◆ **THE PROBLEM**:
Find all lines in the records that include the word "newsletter", and copy them out.

### RECORDS FOR THE TASK

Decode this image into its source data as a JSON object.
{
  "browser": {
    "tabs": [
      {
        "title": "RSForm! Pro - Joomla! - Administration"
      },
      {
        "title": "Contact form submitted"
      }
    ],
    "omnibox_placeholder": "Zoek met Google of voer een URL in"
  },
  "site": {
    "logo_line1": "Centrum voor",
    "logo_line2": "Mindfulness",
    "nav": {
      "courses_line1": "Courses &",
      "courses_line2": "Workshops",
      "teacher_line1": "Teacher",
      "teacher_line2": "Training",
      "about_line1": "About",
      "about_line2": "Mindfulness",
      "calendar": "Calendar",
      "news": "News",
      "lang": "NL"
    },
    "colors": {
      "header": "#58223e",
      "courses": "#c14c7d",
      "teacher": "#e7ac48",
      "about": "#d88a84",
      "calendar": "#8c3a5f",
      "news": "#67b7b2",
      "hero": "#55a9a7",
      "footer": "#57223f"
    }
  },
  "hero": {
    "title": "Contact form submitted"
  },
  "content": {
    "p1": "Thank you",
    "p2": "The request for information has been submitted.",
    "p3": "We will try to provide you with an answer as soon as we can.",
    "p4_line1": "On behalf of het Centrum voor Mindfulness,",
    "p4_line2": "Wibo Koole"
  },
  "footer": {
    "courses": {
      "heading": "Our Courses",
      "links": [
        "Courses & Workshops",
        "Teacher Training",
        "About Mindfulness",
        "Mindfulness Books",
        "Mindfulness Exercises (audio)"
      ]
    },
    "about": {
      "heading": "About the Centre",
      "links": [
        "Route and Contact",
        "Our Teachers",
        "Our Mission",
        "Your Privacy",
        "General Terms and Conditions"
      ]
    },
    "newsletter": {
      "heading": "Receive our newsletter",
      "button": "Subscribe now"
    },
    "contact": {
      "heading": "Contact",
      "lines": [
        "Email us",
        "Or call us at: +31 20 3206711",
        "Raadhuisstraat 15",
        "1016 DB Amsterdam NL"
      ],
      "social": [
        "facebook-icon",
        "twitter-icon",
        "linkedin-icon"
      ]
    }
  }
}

######

◆ **COMPLETE RESPONSE**:
    "newsletter": {
      "heading": "Receive our newsletter",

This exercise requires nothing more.